Provide the data again in its entirety, exactly as given.

── Dataset entries

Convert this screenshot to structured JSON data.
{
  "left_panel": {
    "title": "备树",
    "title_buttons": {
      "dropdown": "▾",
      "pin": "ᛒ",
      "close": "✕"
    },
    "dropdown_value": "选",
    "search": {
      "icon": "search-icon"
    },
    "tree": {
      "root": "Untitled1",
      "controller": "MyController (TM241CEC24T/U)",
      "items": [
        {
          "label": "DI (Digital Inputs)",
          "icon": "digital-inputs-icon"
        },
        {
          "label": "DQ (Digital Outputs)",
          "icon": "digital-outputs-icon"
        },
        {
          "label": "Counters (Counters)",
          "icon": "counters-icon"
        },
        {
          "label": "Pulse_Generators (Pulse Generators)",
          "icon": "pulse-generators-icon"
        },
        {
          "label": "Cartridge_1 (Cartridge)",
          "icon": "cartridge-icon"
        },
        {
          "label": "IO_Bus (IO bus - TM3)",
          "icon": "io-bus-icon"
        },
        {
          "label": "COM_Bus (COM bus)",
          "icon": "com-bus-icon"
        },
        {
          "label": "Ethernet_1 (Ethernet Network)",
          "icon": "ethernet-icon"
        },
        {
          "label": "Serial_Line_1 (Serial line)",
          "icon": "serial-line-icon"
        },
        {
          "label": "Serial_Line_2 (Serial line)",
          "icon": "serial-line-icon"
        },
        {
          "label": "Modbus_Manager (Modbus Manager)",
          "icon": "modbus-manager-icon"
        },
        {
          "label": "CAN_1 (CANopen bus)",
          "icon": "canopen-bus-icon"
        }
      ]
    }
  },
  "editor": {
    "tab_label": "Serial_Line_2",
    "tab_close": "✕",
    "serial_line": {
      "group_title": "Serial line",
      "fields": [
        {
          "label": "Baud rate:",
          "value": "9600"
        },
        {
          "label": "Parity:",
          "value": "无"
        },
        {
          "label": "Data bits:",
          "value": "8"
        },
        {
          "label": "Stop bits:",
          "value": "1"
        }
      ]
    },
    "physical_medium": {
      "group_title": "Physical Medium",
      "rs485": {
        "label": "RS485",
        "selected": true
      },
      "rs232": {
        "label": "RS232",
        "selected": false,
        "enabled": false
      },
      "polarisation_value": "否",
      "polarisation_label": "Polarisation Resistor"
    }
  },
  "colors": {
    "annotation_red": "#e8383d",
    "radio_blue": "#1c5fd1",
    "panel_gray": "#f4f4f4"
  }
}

────

Solution for this problem:
Convert this screenshot to structured JSON data.
{
  "left_panel": {
    "title": "备树",
    "title_buttons": {
      "dropdown": "▾",
      "pin": "ᛒ",
      "close": "✕"
    },
    "dropdown_value": "选",
    "search": {
      "icon": "search-icon"
    },
    "tree": {
      "root": "Untitled1",
      "controller": "MyController (TM241CEC24T/U)",
      "items": [
        {
          "label": "DI (Digital Inputs)",
          "icon": "digital-inputs-icon"
        },
        {
          "label": "DQ (Digital Outputs)",
          "icon": "digital-outputs-icon"
        },
        {
          "label": "Counters (Counters)",
          "icon": "counters-icon"
        },
        {
          "label": "Pulse_Generators (Pulse Generators)",
          "icon": "pulse-generators-icon"
        },
        {
          "label": "Cartridge_1 (Cartridge)",
          "icon": "cartridge-icon"
        },
        {
          "label": "IO_Bus (IO bus - TM3)",
          "icon": "io-bus-icon"
        },
        {
          "label": "COM_Bus (COM bus)",
          "icon": "com-bus-icon"
        },
        {
          "label": "Ethernet_1 (Ethernet Network)",
          "icon": "ethernet-icon"
        },
        {
          "label": "Serial_Line_1 (Serial line)",
          "icon": "serial-line-icon"
        },
        {
          "label": "Serial_Line_2 (Serial line)",
          "icon": "serial-line-icon"
        },
        {
          "label": "Modbus_Manager (Modbus Manager)",
          "icon": "modbus-manager-icon"
        },
        {
          "label": "CAN_1 (CANopen bus)",
          "icon": "canopen-bus-icon"
        }
      ]
    }
  },
  "editor": {
    "tab_label": "Serial_Line_2",
    "tab_close": "✕",
    "serial_line": {
      "group_title": "Serial line",
      "fields": [
        {
          "label": "Baud rate:",
          "value": "9600"
        },
        {
          "label": "Parity:",
          "value": "无"
        },
        {
          "label": "Data bits:",
          "value": "8"
        },
        {
          "label": "Stop bits:",
          "value": "1"
        }
      ]
    },
    "physical_medium": {
      "group_title": "Physical Medium",
      "rs485": {
        "label": "RS485",
        "selected": true
      },
      "rs232": {
        "label": "RS232",
        "selected": false,
        "enabled": false
      },
      "polarisation_value": "否",
      "polarisation_label": "Polarisation Resistor"
    }
  },
  "colors": {
    "annotation_red": "#e8383d",
    "radio_blue": "#1c5fd1",
    "panel_gray": "#f4f4f4"
  }
}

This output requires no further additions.